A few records
────────────────────────────────────────
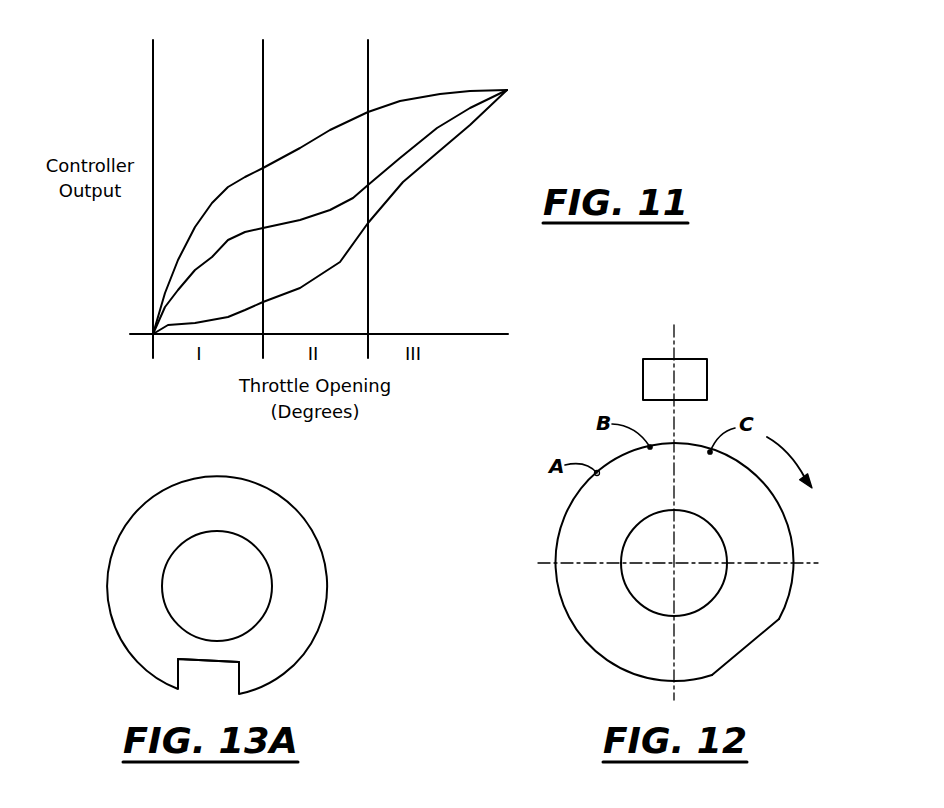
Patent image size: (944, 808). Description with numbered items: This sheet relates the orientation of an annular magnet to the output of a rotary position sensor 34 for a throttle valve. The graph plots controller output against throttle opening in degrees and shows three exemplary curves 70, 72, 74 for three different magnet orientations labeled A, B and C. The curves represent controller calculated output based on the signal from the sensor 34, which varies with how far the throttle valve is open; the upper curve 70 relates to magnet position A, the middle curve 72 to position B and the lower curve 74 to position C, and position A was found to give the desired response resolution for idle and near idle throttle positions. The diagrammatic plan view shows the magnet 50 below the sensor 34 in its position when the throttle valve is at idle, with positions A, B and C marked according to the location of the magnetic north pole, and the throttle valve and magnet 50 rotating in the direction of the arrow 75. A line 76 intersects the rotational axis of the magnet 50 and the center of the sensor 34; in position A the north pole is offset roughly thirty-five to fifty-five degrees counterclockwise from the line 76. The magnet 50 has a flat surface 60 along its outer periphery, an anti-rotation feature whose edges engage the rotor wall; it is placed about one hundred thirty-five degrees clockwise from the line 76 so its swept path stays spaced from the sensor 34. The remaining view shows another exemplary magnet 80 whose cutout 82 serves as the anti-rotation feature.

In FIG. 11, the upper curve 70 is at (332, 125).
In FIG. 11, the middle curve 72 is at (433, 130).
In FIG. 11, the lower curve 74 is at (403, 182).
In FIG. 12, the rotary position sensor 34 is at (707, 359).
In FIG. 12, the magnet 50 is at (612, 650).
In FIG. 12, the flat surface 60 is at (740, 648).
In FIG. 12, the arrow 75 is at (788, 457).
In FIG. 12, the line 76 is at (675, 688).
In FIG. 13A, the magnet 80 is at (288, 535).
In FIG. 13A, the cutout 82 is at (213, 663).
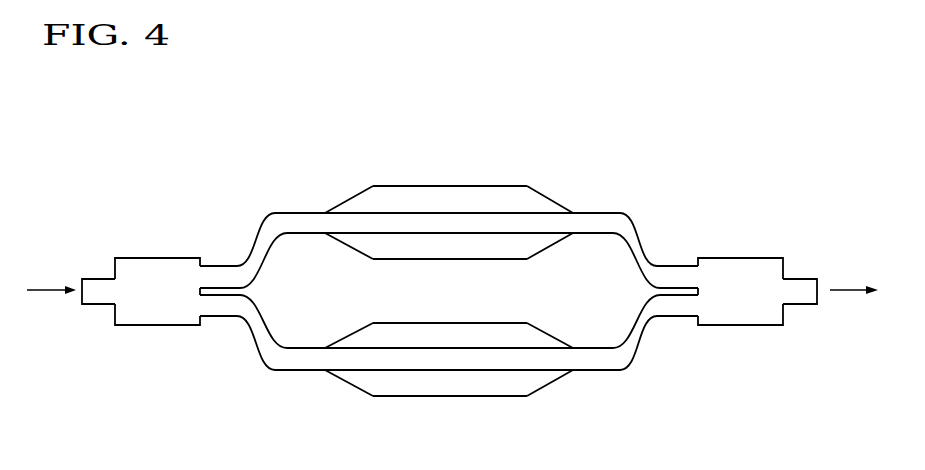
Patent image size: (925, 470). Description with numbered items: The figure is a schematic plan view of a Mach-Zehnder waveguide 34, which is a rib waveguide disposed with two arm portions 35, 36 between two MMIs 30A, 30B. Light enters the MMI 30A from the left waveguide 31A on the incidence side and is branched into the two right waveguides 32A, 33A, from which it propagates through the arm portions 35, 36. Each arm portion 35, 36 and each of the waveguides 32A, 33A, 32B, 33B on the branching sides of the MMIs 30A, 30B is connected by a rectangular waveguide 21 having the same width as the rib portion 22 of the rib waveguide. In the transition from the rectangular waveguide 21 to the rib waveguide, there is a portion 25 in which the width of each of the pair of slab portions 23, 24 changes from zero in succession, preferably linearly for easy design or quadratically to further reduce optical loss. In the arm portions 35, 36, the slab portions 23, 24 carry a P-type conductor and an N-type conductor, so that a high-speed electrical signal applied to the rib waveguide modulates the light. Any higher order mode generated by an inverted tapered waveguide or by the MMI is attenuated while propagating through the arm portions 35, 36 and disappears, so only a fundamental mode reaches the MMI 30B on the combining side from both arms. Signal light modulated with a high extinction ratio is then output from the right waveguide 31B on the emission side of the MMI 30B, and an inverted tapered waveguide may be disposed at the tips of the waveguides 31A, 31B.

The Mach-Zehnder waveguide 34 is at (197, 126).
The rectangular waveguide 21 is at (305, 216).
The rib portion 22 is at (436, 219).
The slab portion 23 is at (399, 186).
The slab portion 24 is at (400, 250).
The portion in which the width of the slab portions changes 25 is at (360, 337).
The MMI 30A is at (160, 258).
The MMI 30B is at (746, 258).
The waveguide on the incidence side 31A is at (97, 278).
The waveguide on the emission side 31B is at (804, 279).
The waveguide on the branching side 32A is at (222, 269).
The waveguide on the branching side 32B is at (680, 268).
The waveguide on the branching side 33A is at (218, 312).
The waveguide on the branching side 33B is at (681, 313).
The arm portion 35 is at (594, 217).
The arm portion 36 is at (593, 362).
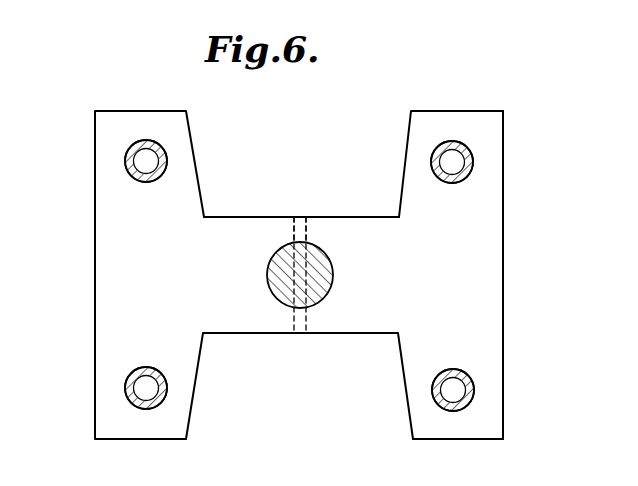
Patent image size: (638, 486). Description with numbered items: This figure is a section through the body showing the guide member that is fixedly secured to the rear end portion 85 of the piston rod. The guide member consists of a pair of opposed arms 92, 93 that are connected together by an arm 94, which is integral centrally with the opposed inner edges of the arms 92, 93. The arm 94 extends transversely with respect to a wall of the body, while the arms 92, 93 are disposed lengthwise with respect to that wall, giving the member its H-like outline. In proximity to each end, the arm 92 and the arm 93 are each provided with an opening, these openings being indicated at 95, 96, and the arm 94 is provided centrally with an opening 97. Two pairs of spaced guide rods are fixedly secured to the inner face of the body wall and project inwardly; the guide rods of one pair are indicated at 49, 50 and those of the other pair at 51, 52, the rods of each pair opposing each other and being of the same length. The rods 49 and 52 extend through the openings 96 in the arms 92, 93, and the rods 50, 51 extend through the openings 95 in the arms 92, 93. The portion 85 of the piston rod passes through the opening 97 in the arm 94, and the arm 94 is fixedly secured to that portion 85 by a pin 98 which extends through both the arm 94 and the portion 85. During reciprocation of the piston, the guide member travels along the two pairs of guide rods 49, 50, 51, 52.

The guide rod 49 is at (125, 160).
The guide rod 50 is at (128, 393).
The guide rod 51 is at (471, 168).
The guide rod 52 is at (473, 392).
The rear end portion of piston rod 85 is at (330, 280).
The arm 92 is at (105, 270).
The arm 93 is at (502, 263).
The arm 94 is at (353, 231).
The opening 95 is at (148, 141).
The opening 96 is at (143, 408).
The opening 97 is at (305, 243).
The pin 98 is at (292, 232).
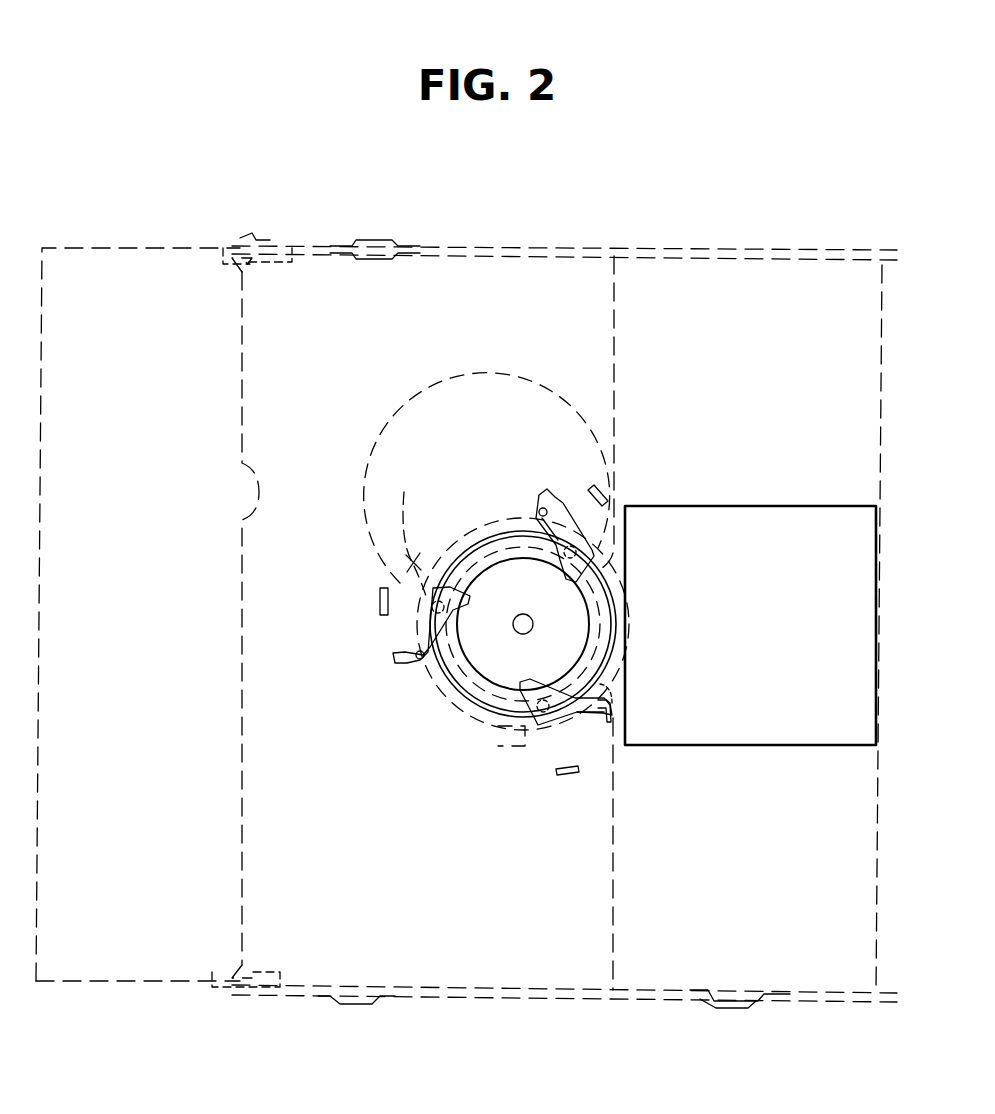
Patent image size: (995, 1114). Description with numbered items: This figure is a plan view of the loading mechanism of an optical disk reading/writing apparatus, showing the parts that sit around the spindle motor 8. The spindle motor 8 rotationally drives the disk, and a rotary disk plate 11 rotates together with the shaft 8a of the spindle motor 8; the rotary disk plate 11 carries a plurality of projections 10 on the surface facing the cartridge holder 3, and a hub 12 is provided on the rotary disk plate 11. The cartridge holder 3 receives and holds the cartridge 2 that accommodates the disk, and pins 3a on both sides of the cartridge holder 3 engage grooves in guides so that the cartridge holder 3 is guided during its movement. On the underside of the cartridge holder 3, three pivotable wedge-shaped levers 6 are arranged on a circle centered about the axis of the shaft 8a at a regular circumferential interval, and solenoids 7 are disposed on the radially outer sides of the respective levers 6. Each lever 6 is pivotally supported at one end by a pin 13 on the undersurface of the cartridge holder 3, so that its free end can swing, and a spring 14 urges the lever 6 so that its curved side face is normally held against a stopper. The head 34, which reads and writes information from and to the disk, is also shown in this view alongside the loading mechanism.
────────────────────────────────────────
Given request:
List every line in the items above that contains the word "changes".

Correct response:
Patent image size: (925, 470). Description with numbered items: The figure is a schematic plan view of a Mach-Zehnder waveguide 34, which is a rib waveguide disposed with two arm portions 35, 36 between two MMIs 30A, 30B. Light enters the MMI 30A from the left waveguide 31A on the incidence side and is branched into the two right waveguides 32A, 33A, from which it propagates through the arm portions 35, 36. Each arm portion 35, 36 and each of the waveguides 32A, 33A, 32B, 33B on the branching sides of the MMIs 30A, 30B is connected by a rectangular waveguide 21 having the same width as the rib portion 22 of the rib waveguide. In the transition from the rectangular waveguide 21 to the rib waveguide, there is a portion 25 in which the width of each of the pair of slab portions 23, 24 changes from zero in succession, preferably linearly for easy design or quadratically to further reduce optical loss. In the arm portions 35, 36, the slab portions 23, 24 carry a P-type conductor and an N-type conductor, so that a high-speed electrical signal applied to the rib waveguide modulates the light. Any higher order mode generated by an inverted tapered waveguide or by the MMI is attenuated while propagating through the arm portions 35, 36 and disappears, so only a fundamental mode reaches the MMI 30B on the combining side from both arms. Signal light modulated with a high extinction ratio is then output from the right waveguide 31B on the emission side of the MMI 30B, and an inverted tapered waveguide may be disposed at the tips of the waveguides 31A, 31B.
The portion in which the width of the slab portions changes 25 is at (360, 337).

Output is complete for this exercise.